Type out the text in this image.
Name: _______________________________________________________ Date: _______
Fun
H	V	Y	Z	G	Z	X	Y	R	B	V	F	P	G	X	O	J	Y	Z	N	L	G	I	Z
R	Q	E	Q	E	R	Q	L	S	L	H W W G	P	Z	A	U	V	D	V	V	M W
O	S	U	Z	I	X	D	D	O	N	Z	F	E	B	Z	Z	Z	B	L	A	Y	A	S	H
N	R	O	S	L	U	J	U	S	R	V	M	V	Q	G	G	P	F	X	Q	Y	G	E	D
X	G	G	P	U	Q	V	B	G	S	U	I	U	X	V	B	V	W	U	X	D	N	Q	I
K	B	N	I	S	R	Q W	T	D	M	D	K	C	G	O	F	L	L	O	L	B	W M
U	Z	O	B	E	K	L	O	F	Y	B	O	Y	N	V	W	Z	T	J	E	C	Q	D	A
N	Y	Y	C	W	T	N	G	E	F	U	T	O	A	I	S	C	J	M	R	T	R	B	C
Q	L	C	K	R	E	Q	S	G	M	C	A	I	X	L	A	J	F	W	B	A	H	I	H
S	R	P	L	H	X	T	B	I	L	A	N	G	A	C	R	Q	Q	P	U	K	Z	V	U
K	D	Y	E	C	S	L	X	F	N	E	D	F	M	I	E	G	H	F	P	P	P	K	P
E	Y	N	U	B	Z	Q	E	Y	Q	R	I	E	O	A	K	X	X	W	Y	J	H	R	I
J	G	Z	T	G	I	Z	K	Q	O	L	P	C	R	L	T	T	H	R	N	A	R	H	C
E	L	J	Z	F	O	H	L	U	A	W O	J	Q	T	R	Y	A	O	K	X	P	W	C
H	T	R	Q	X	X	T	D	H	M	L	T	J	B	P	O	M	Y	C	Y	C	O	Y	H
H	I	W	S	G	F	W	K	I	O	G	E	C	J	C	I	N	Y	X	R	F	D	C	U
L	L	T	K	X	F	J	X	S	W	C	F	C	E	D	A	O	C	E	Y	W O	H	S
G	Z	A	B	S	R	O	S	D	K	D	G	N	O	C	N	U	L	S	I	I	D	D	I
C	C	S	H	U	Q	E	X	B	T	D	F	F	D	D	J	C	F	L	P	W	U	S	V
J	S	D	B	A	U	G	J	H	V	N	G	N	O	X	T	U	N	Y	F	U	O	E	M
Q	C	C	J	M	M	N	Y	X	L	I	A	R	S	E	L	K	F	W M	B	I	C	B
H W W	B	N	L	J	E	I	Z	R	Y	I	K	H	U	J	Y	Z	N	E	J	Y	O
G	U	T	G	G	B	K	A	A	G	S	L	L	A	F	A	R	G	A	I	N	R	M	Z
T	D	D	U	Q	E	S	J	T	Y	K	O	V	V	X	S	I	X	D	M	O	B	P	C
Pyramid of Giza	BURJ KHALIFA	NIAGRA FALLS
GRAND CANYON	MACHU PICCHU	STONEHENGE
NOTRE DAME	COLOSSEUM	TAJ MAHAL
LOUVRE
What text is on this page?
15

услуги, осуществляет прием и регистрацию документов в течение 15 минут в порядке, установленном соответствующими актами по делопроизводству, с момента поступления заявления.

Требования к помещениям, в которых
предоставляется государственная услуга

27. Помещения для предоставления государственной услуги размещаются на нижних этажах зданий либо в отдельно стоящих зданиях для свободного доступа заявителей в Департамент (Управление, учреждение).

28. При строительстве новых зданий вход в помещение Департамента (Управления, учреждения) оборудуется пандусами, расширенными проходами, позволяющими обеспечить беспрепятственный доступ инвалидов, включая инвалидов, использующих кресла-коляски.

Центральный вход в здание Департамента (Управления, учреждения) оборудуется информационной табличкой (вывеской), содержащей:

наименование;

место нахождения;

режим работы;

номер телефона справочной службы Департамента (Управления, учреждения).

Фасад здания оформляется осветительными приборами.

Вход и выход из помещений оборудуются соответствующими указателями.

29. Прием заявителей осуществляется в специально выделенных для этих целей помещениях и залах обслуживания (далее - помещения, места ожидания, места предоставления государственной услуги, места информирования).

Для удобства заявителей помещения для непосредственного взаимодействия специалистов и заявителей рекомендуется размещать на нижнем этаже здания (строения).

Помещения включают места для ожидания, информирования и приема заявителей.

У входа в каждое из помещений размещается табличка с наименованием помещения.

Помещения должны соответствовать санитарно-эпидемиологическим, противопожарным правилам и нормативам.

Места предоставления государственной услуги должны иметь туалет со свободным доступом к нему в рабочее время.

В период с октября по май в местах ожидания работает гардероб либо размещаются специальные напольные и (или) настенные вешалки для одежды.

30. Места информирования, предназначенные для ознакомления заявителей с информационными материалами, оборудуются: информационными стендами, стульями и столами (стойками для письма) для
___
Quote all the records exactly, please, leaving none out.

> **Output**:
Type out the text in this image.
Name: _______________________________________________________ Date: _______
Fun
H	V	Y	Z	G	Z	X	Y	R	B	V	F	P	G	X	O	J	Y	Z	N	L	G	I	Z
R	Q	E	Q	E	R	Q	L	S	L	H W W G	P	Z	A	U	V	D	V	V	M W
O	S	U	Z	I	X	D	D	O	N	Z	F	E	B	Z	Z	Z	B	L	A	Y	A	S	H
N	R	O	S	L	U	J	U	S	R	V	M	V	Q	G	G	P	F	X	Q	Y	G	E	D
X	G	G	P	U	Q	V	B	G	S	U	I	U	X	V	B	V	W	U	X	D	N	Q	I
K	B	N	I	S	R	Q W	T	D	M	D	K	C	G	O	F	L	L	O	L	B	W M
U	Z	O	B	E	K	L	O	F	Y	B	O	Y	N	V	W	Z	T	J	E	C	Q	D	A
N	Y	Y	C	W	T	N	G	E	F	U	T	O	A	I	S	C	J	M	R	T	R	B	C
Q	L	C	K	R	E	Q	S	G	M	C	A	I	X	L	A	J	F	W	B	A	H	I	H
S	R	P	L	H	X	T	B	I	L	A	N	G	A	C	R	Q	Q	P	U	K	Z	V	U
K	D	Y	E	C	S	L	X	F	N	E	D	F	M	I	E	G	H	F	P	P	P	K	P
E	Y	N	U	B	Z	Q	E	Y	Q	R	I	E	O	A	K	X	X	W	Y	J	H	R	I
J	G	Z	T	G	I	Z	K	Q	O	L	P	C	R	L	T	T	H	R	N	A	R	H	C
E	L	J	Z	F	O	H	L	U	A	W O	J	Q	T	R	Y	A	O	K	X	P	W	C
H	T	R	Q	X	X	T	D	H	M	L	T	J	B	P	O	M	Y	C	Y	C	O	Y	H
H	I	W	S	G	F	W	K	I	O	G	E	C	J	C	I	N	Y	X	R	F	D	C	U
L	L	T	K	X	F	J	X	S	W	C	F	C	E	D	A	O	C	E	Y	W O	H	S
G	Z	A	B	S	R	O	S	D	K	D	G	N	O	C	N	U	L	S	I	I	D	D	I
C	C	S	H	U	Q	E	X	B	T	D	F	F	D	D	J	C	F	L	P	W	U	S	V
J	S	D	B	A	U	G	J	H	V	N	G	N	O	X	T	U	N	Y	F	U	O	E	M
Q	C	C	J	M	M	N	Y	X	L	I	A	R	S	E	L	K	F	W M	B	I	C	B
H W W	B	N	L	J	E	I	Z	R	Y	I	K	H	U	J	Y	Z	N	E	J	Y	O
G	U	T	G	G	B	K	A	A	G	S	L	L	A	F	A	R	G	A	I	N	R	M	Z
T	D	D	U	Q	E	S	J	T	Y	K	O	V	V	X	S	I	X	D	M	O	B	P	C
Pyramid of Giza	BURJ KHALIFA	NIAGRA FALLS
GRAND CANYON	MACHU PICCHU	STONEHENGE
NOTRE DAME	COLOSSEUM	TAJ MAHAL
LOUVRE
What text is on this page?
15

услуги, осуществляет прием и регистрацию документов в течение 15 минут в порядке, установленном соответствующими актами по делопроизводству, с момента поступления заявления.

Требования к помещениям, в которых
предоставляется государственная услуга

27. Помещения для предоставления государственной услуги размещаются на нижних этажах зданий либо в отдельно стоящих зданиях для свободного доступа заявителей в Департамент (Управление, учреждение).

28. При строительстве новых зданий вход в помещение Департамента (Управления, учреждения) оборудуется пандусами, расширенными проходами, позволяющими обеспечить беспрепятственный доступ инвалидов, включая инвалидов, использующих кресла-коляски.

Центральный вход в здание Департамента (Управления, учреждения) оборудуется информационной табличкой (вывеской), содержащей:

наименование;

место нахождения;

режим работы;

номер телефона справочной службы Департамента (Управления, учреждения).

Фасад здания оформляется осветительными приборами.

Вход и выход из помещений оборудуются соответствующими указателями.

29. Прием заявителей осуществляется в специально выделенных для этих целей помещениях и залах обслуживания (далее - помещения, места ожидания, места предоставления государственной услуги, места информирования).

Для удобства заявителей помещения для непосредственного взаимодействия специалистов и заявителей рекомендуется размещать на нижнем этаже здания (строения).

Помещения включают места для ожидания, информирования и приема заявителей.

У входа в каждое из помещений размещается табличка с наименованием помещения.

Помещения должны соответствовать санитарно-эпидемиологическим, противопожарным правилам и нормативам.

Места предоставления государственной услуги должны иметь туалет со свободным доступом к нему в рабочее время.

В период с октября по май в местах ожидания работает гардероб либо размещаются специальные напольные и (или) настенные вешалки для одежды.

30. Места информирования, предназначенные для ознакомления заявителей с информационными материалами, оборудуются: информационными стендами, стульями и столами (стойками для письма) для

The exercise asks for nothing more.